Copy, from the entries below, each line in which the string "Duchess" appears.

════════

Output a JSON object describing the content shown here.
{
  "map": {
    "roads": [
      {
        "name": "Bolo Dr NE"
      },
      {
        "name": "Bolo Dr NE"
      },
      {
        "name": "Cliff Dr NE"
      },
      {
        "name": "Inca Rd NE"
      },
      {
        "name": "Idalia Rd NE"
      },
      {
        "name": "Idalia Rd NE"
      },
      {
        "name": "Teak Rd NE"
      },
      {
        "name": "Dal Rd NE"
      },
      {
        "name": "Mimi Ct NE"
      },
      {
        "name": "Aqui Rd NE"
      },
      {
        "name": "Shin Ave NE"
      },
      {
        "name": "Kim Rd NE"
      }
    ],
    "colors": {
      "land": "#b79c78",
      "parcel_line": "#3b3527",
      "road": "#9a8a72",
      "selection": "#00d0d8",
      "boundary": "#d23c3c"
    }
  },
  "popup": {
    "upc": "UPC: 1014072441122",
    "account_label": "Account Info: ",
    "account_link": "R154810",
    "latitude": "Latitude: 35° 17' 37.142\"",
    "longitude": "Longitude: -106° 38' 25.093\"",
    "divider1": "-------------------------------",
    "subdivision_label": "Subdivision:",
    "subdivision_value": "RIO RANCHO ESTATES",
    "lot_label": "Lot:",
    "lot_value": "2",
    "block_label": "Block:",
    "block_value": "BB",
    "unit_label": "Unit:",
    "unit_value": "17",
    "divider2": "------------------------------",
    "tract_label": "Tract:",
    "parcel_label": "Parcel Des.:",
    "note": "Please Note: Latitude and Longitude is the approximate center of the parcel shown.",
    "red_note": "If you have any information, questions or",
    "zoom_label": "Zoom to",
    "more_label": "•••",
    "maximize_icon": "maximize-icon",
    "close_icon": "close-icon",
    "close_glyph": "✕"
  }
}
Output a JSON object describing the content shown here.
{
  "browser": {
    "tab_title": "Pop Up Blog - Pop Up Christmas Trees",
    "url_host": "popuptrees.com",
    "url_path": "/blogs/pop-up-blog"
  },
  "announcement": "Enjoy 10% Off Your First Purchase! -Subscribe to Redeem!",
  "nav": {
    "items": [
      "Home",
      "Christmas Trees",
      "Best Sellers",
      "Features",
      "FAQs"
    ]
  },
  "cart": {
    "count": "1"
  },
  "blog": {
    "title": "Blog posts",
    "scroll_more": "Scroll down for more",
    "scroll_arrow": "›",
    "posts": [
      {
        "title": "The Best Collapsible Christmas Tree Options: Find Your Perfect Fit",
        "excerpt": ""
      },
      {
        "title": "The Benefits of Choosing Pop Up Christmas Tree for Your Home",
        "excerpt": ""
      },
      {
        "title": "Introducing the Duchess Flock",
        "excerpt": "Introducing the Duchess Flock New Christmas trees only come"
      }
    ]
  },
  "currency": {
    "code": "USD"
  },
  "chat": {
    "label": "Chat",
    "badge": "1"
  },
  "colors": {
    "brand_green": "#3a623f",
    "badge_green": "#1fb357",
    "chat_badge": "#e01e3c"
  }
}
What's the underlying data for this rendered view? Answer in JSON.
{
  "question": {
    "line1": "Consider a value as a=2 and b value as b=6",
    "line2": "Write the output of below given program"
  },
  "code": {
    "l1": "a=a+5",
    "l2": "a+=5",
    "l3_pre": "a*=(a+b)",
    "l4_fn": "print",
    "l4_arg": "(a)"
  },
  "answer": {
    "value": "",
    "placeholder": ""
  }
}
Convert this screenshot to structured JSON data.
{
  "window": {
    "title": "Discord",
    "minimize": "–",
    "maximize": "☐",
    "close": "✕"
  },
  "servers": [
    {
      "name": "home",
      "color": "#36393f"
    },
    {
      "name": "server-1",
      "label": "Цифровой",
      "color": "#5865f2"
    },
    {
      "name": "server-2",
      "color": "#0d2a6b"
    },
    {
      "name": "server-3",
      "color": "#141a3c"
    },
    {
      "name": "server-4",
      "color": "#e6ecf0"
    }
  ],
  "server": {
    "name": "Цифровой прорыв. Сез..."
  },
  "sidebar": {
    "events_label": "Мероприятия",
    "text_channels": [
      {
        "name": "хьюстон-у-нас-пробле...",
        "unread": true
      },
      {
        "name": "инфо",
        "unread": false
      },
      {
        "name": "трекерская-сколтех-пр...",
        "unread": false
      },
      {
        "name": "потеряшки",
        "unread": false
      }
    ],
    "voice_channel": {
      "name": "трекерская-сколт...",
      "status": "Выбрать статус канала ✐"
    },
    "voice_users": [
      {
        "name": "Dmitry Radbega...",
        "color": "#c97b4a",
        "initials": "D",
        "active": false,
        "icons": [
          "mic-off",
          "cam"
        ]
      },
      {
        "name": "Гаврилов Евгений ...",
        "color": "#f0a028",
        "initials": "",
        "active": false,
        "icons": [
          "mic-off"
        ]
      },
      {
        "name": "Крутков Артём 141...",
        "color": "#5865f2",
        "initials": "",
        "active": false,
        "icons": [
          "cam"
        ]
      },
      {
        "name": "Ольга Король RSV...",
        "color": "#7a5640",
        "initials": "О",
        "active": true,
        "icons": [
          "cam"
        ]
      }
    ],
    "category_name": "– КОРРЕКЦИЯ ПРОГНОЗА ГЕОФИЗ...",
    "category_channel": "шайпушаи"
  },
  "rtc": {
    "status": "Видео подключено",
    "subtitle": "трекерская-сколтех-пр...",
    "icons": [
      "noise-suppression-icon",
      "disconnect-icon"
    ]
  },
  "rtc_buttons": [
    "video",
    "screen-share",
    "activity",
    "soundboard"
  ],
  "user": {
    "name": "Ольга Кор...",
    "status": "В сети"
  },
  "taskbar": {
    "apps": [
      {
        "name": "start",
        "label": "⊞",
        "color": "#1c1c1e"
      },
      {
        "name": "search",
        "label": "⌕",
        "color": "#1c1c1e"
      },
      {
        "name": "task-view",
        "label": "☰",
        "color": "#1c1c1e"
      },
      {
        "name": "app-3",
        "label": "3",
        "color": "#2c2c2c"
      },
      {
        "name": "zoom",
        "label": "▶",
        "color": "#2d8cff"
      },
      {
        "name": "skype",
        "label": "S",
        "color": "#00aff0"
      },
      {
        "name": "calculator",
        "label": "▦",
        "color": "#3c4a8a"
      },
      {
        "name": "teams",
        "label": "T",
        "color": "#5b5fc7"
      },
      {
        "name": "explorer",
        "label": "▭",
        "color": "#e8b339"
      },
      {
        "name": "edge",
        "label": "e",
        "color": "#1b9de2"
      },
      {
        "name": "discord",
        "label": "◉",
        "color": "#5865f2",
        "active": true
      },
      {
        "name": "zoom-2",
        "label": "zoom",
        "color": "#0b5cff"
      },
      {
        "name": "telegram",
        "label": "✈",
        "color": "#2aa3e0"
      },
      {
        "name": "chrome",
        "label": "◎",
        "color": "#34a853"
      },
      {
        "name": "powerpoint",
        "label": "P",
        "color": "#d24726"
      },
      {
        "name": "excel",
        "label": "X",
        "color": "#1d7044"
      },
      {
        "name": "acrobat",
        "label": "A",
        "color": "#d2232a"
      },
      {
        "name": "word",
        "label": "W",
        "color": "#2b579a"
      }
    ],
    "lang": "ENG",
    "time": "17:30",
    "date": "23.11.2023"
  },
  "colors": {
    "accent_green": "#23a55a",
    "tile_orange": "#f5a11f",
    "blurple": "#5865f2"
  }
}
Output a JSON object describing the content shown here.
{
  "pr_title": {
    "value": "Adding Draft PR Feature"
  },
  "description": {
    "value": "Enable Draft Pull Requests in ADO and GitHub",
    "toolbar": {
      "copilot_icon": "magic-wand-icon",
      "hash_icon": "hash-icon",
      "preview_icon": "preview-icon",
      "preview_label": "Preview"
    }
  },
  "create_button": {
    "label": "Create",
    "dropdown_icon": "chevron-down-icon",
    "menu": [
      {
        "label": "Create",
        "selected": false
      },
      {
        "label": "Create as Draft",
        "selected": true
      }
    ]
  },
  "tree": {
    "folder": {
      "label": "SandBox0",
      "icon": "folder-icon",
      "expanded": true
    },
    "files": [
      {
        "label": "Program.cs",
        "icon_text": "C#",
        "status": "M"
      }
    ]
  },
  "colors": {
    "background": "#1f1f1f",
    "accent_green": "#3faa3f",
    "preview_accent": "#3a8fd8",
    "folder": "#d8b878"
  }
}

════════

__RESPONSE FOR THIS EXERCISE__
        "title": "Introducing the Duchess Flock",
        "excerpt": "Introducing the Duchess Flock New Christmas trees only come"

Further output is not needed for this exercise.